**Exercise directions**
Leave the pictures out and print every record below exactly as it stands.
☆ ☆ ☆ ☆
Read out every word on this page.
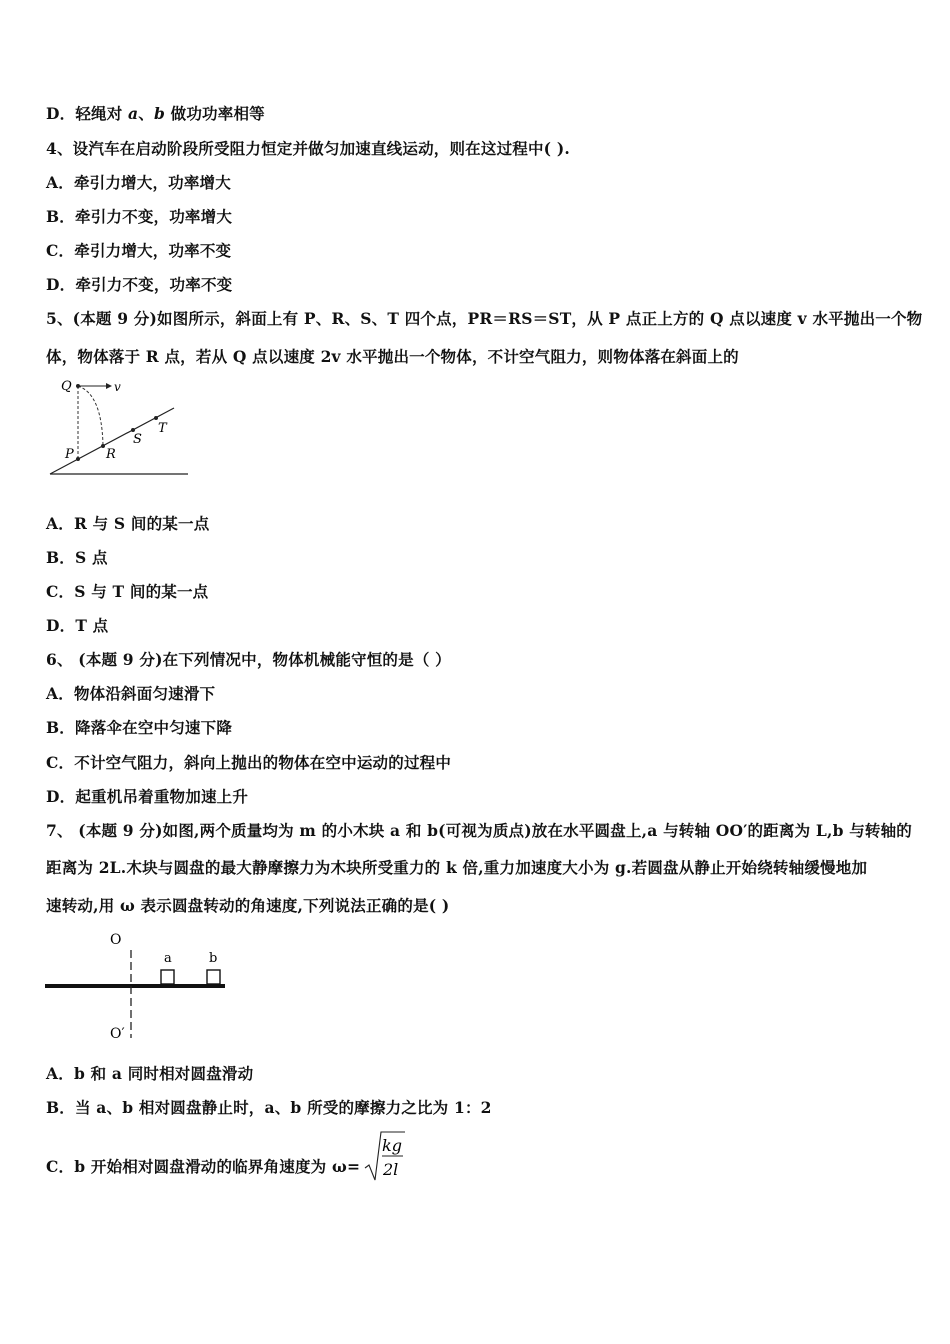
D．轻绳对 a、b 做功功率相等
4、设汽车在启动阶段所受阻力恒定并做匀加速直线运动，则在这过程中( ).
A．牵引力增大，功率增大
B．牵引力不变，功率增大
C．牵引力增大，功率不变
D．牵引力不变，功率不变
5、(本题 9 分)如图所示，斜面上有 P、R、S、T 四个点，PR＝RS＝ST，从 P 点正上方的 Q 点以速度 v 水平抛出一个物
体，物体落于 R 点，若从 Q 点以速度 2v 水平抛出一个物体，不计空气阻力，则物体落在斜面上的
Q	v
P R
S
T
A．R 与 S 间的某一点
B．S 点
C．S 与 T 间的某一点
D．T 点
6、 (本题 9 分)在下列情况中，物体机械能守恒的是（ ）
A．物体沿斜面匀速滑下
B．降落伞在空中匀速下降
C．不计空气阻力，斜向上抛出的物体在空中运动的过程中
D．起重机吊着重物加速上升
7、 (本题 9 分)如图,两个质量均为 m 的小木块 a 和 b(可视为质点)放在水平圆盘上,a 与转轴 OO′的距离为 L,b 与转轴的
距离为 2L.木块与圆盘的最大静摩擦力为木块所受重力的 k 倍,重力加速度大小为 g.若圆盘从静止开始绕转轴缓慢地加
速转动,用 ω 表示圆盘转动的角速度,下列说法正确的是( )
O
O′
a	b
A．b 和 a 同时相对圆盘滑动
B．当 a、b 相对圆盘静止时，a、b 所受的摩擦力之比为 1：2
C．b 开始相对圆盘滑动的临界角速度为 ω=
kg
2l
☆ ☆ ☆ ☆
**Solution to the problem**
Read out every word on this page.
D．轻绳对 a、b 做功功率相等
4、设汽车在启动阶段所受阻力恒定并做匀加速直线运动，则在这过程中( ).
A．牵引力增大，功率增大
B．牵引力不变，功率增大
C．牵引力增大，功率不变
D．牵引力不变，功率不变
5、(本题 9 分)如图所示，斜面上有 P、R、S、T 四个点，PR＝RS＝ST，从 P 点正上方的 Q 点以速度 v 水平抛出一个物
体，物体落于 R 点，若从 Q 点以速度 2v 水平抛出一个物体，不计空气阻力，则物体落在斜面上的
Q	v
P R
S
T
A．R 与 S 间的某一点
B．S 点
C．S 与 T 间的某一点
D．T 点
6、 (本题 9 分)在下列情况中，物体机械能守恒的是（ ）
A．物体沿斜面匀速滑下
B．降落伞在空中匀速下降
C．不计空气阻力，斜向上抛出的物体在空中运动的过程中
D．起重机吊着重物加速上升
7、 (本题 9 分)如图,两个质量均为 m 的小木块 a 和 b(可视为质点)放在水平圆盘上,a 与转轴 OO′的距离为 L,b 与转轴的
距离为 2L.木块与圆盘的最大静摩擦力为木块所受重力的 k 倍,重力加速度大小为 g.若圆盘从静止开始绕转轴缓慢地加
速转动,用 ω 表示圆盘转动的角速度,下列说法正确的是( )
O
O′
a	b
A．b 和 a 同时相对圆盘滑动
B．当 a、b 相对圆盘静止时，a、b 所受的摩擦力之比为 1：2
C．b 开始相对圆盘滑动的临界角速度为 ω=
kg
2l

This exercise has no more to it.